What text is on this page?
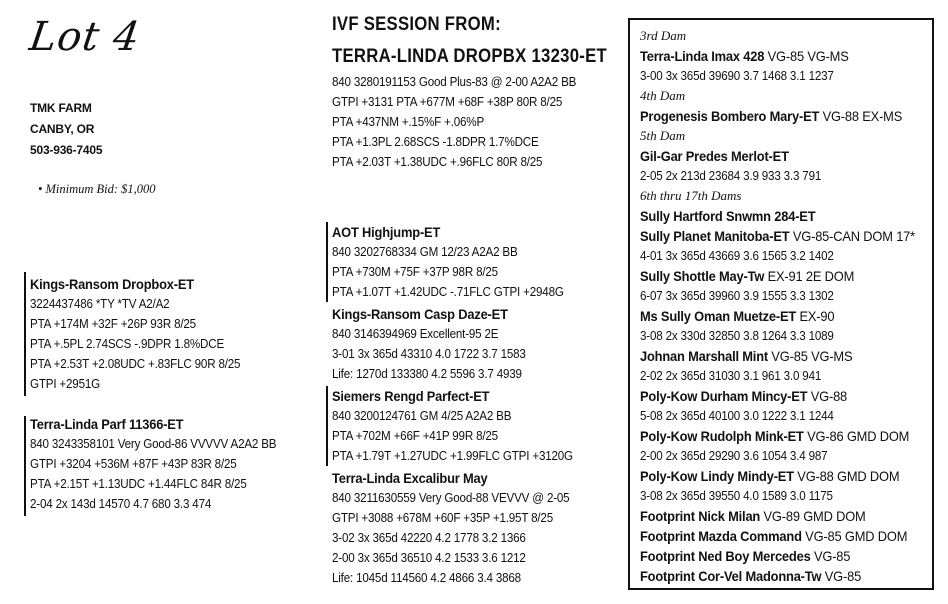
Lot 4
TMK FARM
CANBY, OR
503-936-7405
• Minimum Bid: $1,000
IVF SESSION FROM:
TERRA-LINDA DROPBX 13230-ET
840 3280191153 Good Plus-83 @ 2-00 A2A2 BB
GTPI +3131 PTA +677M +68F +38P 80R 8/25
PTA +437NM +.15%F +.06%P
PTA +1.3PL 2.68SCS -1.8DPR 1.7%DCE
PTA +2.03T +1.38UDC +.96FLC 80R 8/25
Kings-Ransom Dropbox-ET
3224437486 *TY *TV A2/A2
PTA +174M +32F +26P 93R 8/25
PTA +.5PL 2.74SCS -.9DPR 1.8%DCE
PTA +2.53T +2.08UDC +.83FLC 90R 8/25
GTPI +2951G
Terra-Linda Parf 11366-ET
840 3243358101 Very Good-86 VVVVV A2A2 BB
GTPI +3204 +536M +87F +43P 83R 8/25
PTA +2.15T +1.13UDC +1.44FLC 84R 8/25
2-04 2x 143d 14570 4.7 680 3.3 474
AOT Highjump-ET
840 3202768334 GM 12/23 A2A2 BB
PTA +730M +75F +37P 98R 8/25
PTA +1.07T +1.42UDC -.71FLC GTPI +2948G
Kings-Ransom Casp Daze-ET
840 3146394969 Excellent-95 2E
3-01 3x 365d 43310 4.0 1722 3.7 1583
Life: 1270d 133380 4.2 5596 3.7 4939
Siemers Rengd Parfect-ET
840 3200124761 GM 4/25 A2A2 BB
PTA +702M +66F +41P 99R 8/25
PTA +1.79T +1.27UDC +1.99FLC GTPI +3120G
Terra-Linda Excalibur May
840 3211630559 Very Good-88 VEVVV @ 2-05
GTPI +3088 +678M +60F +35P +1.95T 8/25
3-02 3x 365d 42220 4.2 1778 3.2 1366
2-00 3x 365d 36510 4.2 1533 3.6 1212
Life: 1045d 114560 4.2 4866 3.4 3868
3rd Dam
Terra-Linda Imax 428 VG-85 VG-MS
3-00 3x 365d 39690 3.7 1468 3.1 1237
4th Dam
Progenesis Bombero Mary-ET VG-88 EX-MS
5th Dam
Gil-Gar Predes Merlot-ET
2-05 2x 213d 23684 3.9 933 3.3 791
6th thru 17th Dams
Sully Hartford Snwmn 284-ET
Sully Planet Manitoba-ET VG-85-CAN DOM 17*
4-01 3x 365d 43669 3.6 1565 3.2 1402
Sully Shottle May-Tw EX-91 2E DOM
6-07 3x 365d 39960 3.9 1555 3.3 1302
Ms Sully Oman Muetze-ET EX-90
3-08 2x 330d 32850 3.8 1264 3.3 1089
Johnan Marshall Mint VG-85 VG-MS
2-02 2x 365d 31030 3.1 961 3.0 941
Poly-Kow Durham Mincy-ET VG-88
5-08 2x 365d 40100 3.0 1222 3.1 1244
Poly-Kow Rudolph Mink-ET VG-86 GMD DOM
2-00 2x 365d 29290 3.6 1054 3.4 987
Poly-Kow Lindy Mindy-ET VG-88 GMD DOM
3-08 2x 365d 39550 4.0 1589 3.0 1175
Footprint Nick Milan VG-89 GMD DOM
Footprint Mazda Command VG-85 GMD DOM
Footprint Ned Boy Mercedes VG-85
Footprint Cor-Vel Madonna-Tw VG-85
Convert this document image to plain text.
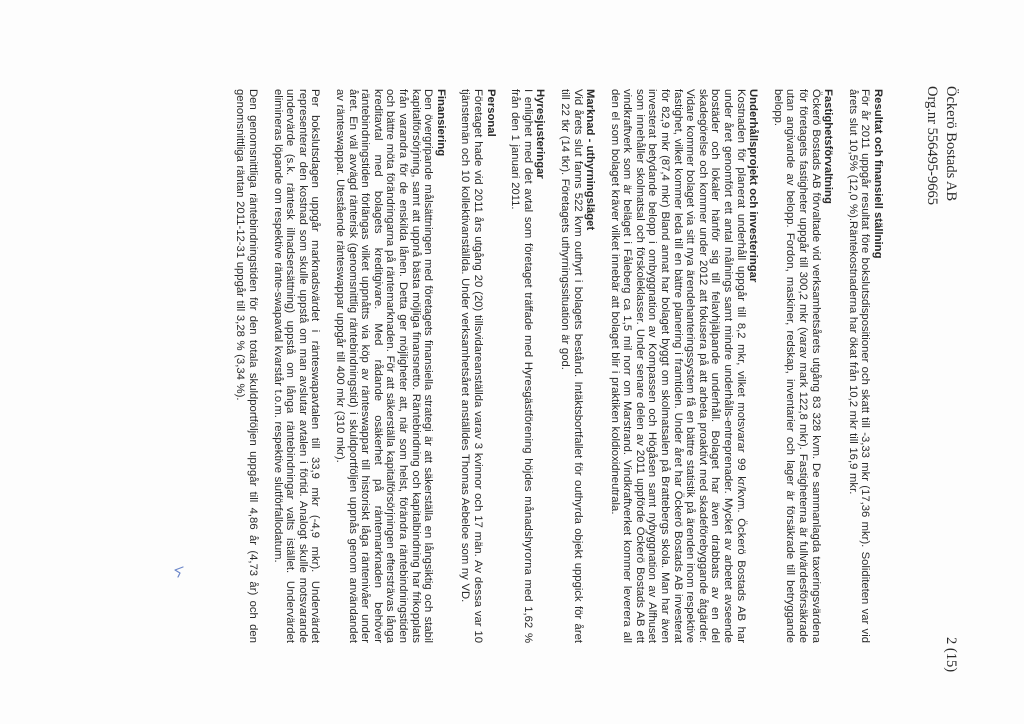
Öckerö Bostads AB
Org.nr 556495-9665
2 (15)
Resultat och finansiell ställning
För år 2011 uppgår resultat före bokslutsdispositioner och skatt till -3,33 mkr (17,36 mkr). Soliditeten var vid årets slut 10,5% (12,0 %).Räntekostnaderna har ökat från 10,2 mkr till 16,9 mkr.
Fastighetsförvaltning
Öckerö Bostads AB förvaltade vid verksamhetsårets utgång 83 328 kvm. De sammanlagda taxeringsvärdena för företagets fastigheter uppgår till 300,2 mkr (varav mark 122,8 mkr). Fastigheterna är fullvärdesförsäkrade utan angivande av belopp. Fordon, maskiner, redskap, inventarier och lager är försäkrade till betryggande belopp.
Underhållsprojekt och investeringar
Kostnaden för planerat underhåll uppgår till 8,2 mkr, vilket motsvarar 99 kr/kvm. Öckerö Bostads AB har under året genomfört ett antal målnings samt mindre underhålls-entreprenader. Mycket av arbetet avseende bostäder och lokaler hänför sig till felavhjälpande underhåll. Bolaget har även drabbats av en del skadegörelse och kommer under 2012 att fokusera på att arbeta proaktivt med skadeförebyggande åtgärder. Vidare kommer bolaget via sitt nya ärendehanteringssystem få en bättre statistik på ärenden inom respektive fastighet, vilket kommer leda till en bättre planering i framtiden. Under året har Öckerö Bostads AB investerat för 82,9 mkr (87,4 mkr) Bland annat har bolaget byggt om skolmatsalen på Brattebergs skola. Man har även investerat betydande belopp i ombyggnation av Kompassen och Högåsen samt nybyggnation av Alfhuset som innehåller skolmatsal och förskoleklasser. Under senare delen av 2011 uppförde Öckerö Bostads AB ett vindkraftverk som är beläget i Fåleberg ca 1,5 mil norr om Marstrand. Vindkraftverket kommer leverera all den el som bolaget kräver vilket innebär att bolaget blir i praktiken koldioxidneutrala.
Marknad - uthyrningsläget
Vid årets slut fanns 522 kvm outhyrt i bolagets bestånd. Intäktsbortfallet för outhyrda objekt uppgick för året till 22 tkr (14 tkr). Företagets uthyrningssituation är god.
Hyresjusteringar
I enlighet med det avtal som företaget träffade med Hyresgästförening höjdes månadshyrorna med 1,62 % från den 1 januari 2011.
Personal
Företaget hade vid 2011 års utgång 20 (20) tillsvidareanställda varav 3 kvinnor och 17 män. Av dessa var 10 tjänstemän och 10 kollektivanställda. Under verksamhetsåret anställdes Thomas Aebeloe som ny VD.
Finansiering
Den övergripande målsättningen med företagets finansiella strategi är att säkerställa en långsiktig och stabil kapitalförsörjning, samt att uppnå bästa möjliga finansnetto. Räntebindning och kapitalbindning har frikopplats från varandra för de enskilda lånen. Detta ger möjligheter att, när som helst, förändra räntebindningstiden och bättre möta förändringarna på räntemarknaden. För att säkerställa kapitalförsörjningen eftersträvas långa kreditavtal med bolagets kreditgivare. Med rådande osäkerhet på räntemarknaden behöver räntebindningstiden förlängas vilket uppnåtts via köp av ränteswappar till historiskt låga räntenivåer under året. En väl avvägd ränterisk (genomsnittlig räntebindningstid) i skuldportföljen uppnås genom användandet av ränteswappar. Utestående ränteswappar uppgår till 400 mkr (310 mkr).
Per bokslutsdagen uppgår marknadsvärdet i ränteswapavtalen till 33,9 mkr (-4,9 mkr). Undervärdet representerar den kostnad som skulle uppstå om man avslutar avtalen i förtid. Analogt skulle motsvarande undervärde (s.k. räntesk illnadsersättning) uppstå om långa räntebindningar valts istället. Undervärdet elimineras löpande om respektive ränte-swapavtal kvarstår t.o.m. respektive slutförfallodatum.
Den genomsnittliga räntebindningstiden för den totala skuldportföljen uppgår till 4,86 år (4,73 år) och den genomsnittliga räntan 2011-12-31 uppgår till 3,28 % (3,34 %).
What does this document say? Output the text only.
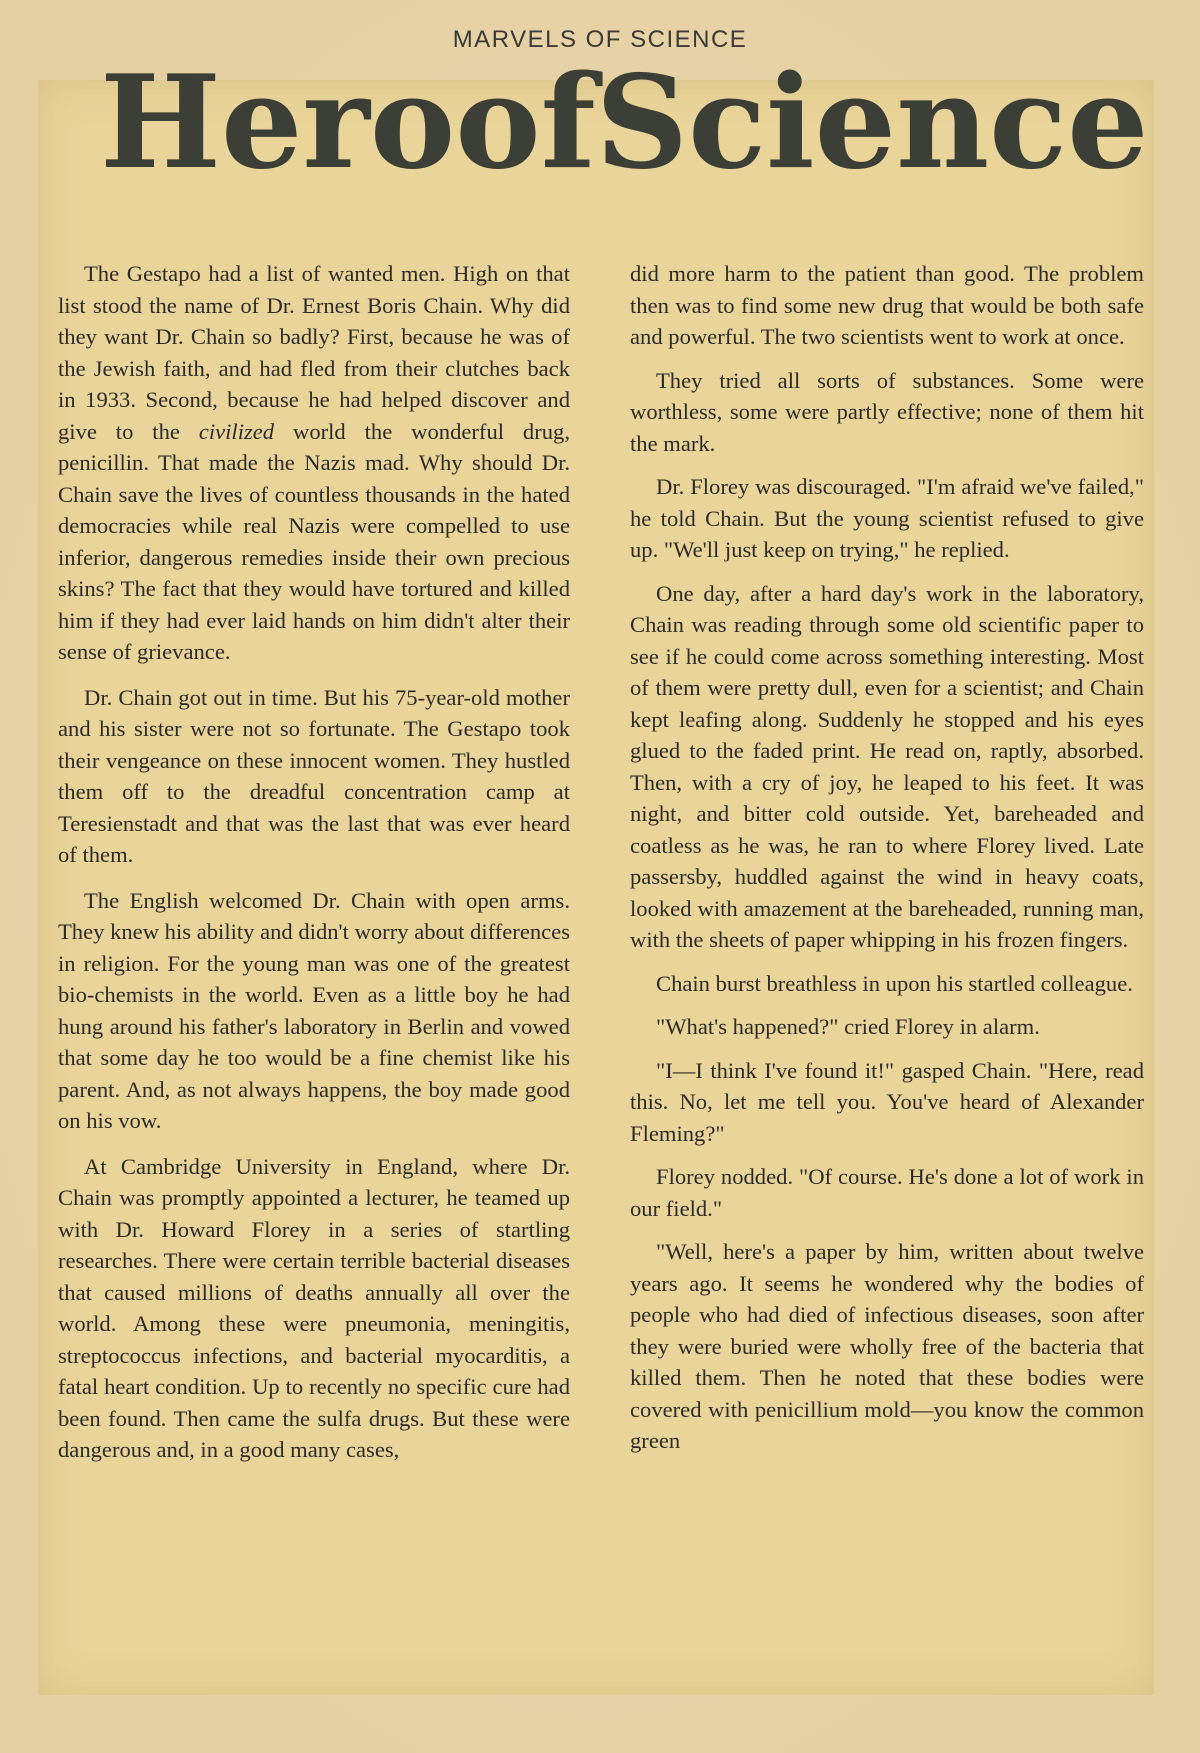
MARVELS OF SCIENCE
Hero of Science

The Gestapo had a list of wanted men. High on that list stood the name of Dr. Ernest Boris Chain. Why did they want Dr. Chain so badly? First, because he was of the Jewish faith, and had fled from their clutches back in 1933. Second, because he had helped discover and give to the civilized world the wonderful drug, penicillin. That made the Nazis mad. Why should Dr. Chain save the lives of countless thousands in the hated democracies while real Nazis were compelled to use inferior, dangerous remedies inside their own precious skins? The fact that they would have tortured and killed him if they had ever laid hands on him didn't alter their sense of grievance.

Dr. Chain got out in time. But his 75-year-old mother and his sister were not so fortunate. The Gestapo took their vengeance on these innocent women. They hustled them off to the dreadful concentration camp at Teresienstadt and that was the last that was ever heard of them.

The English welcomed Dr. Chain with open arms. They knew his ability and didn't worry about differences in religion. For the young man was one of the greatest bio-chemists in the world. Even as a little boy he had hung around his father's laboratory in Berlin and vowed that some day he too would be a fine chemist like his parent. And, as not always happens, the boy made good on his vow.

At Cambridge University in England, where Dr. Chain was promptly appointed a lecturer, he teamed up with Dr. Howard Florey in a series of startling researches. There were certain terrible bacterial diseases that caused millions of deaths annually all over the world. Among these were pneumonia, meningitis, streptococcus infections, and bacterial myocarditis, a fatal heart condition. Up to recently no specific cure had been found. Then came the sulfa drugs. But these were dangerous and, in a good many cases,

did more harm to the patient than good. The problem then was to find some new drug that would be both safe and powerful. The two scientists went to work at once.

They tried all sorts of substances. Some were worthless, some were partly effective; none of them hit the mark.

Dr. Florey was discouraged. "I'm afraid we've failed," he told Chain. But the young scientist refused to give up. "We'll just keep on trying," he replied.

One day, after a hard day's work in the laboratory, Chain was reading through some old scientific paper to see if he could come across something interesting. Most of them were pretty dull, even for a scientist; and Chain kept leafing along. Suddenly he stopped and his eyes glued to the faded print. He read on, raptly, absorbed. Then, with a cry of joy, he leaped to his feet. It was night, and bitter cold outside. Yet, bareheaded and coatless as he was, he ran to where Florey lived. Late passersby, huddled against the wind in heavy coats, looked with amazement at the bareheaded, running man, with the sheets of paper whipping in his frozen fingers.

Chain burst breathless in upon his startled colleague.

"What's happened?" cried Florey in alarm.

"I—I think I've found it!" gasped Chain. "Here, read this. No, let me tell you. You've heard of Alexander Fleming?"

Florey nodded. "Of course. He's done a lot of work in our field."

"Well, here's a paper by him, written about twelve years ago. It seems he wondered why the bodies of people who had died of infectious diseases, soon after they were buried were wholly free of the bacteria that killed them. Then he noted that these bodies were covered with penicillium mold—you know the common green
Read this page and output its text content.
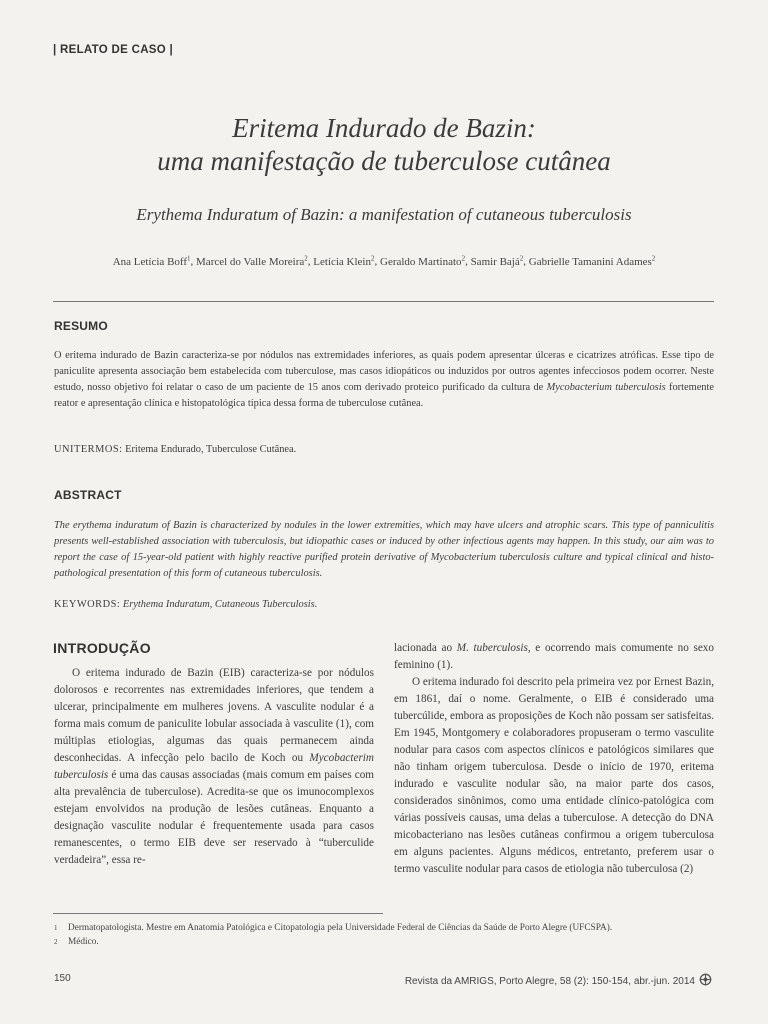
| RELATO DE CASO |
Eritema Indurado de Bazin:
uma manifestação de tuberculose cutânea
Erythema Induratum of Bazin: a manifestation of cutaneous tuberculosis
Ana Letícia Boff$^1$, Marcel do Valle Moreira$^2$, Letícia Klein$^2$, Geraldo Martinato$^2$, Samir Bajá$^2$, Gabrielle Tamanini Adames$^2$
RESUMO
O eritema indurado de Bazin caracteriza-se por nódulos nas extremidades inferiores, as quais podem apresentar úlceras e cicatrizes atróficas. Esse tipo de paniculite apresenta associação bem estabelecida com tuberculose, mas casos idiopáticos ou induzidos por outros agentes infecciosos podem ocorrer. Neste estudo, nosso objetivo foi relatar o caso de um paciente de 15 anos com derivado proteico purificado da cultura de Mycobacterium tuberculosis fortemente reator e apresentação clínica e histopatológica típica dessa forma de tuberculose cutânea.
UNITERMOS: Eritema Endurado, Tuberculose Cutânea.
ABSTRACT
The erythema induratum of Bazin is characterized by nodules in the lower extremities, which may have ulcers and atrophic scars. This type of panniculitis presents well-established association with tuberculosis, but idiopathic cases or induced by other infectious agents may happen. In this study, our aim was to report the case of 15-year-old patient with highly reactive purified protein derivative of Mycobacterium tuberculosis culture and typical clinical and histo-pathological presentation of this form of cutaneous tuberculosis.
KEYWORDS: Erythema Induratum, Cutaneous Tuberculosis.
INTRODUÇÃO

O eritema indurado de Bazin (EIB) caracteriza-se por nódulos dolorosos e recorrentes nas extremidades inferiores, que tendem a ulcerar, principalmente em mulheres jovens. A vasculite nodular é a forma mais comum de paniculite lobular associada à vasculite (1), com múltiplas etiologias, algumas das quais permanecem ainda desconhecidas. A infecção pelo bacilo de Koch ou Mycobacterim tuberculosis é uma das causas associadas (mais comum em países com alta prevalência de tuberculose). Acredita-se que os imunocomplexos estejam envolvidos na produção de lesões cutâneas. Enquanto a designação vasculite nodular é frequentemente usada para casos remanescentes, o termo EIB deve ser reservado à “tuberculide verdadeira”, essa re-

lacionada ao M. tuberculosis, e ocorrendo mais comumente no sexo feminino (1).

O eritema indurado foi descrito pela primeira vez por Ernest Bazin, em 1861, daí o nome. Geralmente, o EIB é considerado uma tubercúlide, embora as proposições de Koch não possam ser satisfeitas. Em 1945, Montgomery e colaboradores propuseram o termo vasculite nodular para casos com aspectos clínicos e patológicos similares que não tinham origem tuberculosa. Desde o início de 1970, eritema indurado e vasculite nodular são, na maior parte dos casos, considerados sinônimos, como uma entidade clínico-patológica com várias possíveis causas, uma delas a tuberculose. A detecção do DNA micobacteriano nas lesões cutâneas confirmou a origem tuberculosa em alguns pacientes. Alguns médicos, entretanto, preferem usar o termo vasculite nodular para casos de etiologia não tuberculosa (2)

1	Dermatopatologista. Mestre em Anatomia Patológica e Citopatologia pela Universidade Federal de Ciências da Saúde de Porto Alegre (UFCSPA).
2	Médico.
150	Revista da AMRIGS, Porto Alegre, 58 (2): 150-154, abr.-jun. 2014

**WHAT YOU HAVE TO DO:** Filter the listing above down to the lines that contain the word "Porto".

**RESPONSE BOX:**
1	Dermatopatologista. Mestre em Anatomia Patológica e Citopatologia pela Universidade Federal de Ciências da Saúde de Porto Alegre (UFCSPA).
150	Revista da AMRIGS, Porto Alegre, 58 (2): 150-154, abr.-jun. 2014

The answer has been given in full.